Records to use ▸
════════════════

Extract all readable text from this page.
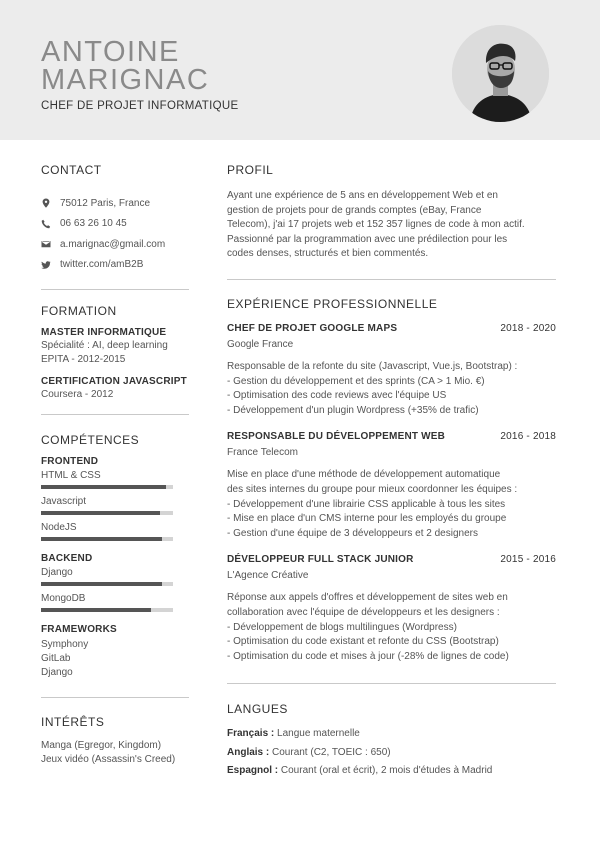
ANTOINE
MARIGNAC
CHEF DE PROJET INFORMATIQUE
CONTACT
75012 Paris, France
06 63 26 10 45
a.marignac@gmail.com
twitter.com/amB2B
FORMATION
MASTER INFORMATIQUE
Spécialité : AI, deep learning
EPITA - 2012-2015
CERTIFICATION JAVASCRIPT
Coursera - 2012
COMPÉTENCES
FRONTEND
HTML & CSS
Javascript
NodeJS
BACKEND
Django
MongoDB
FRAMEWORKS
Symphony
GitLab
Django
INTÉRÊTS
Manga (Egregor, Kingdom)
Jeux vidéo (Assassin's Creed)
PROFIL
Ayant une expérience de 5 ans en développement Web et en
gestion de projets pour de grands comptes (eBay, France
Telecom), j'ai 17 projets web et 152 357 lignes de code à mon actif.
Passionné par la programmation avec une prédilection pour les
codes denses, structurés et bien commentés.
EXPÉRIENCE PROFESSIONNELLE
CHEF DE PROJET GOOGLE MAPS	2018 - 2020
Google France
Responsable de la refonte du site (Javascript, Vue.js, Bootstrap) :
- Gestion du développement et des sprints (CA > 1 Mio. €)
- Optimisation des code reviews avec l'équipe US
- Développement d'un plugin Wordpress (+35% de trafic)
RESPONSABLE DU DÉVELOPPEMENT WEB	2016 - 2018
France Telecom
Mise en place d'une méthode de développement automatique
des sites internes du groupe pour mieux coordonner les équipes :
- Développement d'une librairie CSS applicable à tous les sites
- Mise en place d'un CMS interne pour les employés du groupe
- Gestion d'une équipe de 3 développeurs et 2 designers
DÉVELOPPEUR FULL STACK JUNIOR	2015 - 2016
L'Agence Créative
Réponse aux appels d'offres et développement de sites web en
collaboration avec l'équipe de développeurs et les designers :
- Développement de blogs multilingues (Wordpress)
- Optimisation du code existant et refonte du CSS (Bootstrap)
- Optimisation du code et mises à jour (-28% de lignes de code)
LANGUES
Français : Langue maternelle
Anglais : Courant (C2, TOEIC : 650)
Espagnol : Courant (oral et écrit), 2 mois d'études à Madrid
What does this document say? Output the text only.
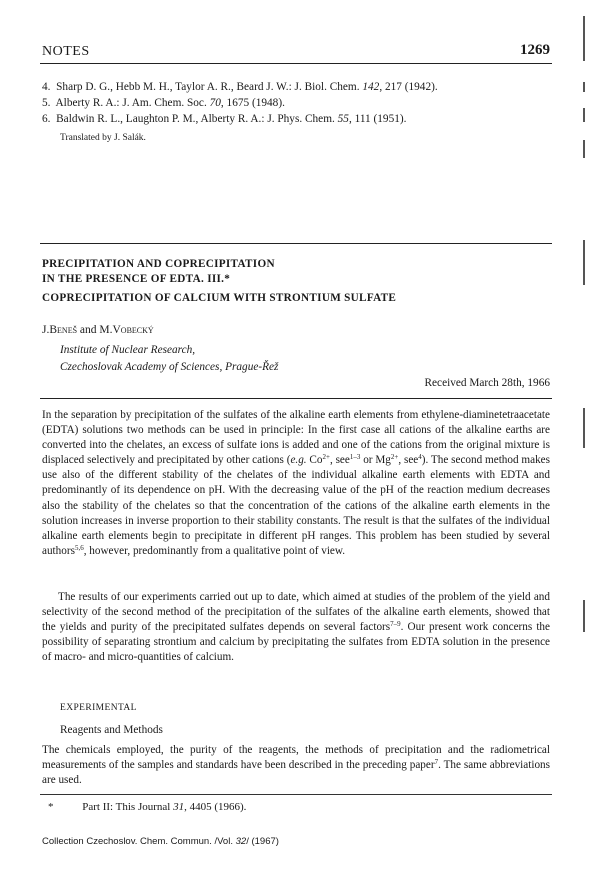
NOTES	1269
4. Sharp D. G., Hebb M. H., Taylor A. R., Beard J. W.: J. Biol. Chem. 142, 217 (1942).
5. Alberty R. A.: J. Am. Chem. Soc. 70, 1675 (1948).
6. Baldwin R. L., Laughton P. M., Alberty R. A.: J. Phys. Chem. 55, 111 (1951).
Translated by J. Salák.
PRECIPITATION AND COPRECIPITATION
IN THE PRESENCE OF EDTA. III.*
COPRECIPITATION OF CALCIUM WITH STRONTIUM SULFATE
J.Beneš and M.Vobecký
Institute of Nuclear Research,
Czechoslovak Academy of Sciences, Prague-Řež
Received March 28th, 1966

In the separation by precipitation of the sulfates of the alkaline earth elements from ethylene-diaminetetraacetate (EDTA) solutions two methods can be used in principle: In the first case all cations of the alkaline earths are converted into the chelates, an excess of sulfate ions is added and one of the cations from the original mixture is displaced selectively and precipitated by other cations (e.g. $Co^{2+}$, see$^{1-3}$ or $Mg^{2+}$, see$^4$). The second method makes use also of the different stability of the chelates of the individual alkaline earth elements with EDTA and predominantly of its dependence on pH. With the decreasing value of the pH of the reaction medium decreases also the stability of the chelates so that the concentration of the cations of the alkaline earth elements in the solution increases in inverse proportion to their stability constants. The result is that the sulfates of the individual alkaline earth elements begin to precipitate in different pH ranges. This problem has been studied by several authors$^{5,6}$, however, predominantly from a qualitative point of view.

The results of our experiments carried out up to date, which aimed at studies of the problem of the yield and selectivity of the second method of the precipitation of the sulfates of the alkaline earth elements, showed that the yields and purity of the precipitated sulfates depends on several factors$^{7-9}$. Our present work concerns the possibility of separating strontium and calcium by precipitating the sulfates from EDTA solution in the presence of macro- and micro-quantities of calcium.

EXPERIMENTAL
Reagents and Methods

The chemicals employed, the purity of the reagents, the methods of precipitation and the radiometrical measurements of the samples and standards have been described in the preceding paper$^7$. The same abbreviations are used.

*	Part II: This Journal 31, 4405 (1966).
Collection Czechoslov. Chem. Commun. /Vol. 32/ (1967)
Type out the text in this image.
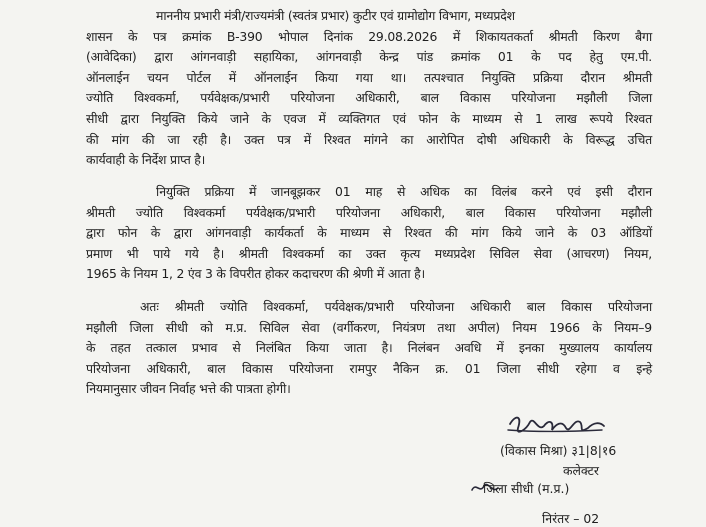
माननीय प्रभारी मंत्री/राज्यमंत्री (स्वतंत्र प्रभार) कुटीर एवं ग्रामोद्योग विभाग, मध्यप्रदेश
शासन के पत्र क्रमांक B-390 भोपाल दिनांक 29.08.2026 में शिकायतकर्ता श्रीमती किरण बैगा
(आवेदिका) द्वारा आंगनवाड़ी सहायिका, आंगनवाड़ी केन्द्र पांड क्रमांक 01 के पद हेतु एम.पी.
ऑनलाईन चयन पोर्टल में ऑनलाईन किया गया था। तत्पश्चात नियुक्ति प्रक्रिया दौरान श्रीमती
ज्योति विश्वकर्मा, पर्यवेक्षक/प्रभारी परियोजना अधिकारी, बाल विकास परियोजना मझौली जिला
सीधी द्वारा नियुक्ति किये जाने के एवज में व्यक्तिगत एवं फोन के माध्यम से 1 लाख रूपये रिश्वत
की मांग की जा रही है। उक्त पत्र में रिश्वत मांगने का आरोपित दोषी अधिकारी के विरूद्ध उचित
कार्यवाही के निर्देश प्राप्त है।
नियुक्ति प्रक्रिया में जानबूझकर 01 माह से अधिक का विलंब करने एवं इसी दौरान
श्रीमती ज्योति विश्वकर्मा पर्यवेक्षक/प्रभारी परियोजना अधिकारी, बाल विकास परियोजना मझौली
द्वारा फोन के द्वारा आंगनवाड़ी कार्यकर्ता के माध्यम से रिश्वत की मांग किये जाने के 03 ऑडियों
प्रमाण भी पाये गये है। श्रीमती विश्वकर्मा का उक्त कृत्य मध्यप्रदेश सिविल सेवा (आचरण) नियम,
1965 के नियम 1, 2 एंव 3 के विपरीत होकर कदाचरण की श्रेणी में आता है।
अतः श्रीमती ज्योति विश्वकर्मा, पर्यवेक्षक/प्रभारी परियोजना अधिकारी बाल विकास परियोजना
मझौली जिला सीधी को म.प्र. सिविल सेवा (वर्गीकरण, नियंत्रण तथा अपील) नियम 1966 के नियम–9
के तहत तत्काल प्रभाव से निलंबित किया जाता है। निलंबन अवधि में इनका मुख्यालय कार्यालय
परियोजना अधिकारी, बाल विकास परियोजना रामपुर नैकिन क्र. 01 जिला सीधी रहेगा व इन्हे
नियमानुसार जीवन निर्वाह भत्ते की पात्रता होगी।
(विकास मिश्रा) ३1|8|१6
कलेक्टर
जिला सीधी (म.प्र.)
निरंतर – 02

════════════════

Look through the entries above and report each line where the string "France" occurs.

75012 Paris, France
gestion de projets pour de grands comptes (eBay, France
Google France
France Telecom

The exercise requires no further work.